(What is required):
Find and copy lines holding "和平之城".

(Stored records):
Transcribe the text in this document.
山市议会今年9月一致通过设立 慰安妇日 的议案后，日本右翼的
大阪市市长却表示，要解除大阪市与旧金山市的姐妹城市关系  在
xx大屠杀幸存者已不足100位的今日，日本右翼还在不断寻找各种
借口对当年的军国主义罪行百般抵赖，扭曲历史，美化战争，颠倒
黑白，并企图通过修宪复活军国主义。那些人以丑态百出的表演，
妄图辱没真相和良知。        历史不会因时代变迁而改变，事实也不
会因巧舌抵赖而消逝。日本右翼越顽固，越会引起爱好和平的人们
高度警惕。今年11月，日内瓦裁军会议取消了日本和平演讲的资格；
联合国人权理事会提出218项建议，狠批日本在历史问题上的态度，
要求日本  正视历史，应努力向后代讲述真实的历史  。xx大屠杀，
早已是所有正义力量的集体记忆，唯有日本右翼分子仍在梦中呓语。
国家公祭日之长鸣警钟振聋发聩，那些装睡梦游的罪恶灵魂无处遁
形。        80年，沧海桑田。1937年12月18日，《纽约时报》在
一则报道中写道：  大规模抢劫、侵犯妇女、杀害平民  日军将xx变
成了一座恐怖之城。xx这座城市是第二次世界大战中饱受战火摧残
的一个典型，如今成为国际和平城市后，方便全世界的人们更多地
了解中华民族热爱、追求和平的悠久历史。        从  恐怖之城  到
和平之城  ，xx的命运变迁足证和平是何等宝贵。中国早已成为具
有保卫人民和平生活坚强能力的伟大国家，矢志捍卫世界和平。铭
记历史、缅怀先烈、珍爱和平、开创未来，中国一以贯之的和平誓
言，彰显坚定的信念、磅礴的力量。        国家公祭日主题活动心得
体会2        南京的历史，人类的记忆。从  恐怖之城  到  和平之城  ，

(Answer to the problem):
和平之城  ，xx的命运变迁足证和平是何等宝贵。中国早已成为具
体会2        南京的历史，人类的记忆。从  恐怖之城  到  和平之城  ，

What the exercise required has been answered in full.